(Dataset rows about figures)
>>>>>
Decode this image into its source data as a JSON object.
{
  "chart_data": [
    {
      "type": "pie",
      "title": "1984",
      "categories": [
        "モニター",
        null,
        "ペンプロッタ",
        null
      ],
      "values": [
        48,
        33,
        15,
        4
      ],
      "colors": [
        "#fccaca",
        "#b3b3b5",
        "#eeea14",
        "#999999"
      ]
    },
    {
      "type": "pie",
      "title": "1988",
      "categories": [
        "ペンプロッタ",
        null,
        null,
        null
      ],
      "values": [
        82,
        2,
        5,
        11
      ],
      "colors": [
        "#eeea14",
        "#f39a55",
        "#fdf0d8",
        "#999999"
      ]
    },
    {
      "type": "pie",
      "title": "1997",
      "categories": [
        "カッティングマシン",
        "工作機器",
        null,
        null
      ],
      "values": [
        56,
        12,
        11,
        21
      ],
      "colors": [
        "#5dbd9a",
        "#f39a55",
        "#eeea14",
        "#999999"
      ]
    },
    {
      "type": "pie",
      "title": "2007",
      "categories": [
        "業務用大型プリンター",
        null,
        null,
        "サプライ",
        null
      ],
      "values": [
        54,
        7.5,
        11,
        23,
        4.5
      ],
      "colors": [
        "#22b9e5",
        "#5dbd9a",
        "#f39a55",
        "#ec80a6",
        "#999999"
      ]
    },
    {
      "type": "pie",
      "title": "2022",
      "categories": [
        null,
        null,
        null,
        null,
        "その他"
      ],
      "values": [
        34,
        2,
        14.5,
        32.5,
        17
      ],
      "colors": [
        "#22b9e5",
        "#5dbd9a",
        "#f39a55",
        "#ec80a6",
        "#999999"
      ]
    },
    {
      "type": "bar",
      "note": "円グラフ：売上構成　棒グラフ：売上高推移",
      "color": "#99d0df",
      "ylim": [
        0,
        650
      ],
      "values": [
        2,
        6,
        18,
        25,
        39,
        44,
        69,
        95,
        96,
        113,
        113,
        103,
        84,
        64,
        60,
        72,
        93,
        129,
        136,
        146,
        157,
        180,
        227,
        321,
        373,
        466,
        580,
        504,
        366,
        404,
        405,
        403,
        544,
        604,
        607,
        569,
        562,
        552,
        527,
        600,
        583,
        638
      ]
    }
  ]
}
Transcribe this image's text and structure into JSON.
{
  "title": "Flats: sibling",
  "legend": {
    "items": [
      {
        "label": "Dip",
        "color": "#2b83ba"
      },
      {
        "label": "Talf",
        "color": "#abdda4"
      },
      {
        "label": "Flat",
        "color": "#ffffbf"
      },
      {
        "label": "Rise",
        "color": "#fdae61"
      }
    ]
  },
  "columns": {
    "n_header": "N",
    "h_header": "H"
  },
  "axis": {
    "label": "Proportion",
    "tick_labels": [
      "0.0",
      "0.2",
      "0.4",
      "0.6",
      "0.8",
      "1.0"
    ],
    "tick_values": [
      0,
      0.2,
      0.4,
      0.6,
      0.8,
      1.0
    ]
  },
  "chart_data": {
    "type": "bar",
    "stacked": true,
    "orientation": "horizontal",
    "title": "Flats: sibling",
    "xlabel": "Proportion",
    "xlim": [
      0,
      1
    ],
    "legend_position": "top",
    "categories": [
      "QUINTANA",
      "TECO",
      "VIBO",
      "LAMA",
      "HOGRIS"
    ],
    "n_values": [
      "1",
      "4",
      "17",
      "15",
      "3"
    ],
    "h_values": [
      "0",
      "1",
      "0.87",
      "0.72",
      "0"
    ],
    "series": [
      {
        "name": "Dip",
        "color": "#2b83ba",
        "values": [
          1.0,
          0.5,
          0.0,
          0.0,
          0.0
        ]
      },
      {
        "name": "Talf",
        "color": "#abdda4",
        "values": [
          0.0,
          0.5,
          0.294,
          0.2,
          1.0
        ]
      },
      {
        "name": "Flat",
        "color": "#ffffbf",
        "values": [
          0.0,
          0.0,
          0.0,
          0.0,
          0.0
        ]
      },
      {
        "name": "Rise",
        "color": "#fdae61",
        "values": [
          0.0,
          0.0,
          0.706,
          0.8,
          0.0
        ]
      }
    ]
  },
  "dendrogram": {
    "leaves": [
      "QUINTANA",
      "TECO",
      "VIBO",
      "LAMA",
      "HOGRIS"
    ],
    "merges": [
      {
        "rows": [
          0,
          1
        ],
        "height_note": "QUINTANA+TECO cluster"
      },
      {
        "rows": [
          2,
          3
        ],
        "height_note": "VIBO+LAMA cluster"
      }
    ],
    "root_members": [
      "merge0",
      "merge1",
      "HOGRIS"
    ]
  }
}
<<<<<
Aim of the exercise | All lines above with "Flats" in them should be returned.

Solved exercise |
  "title": "Flats: sibling",
    "title": "Flats: sibling",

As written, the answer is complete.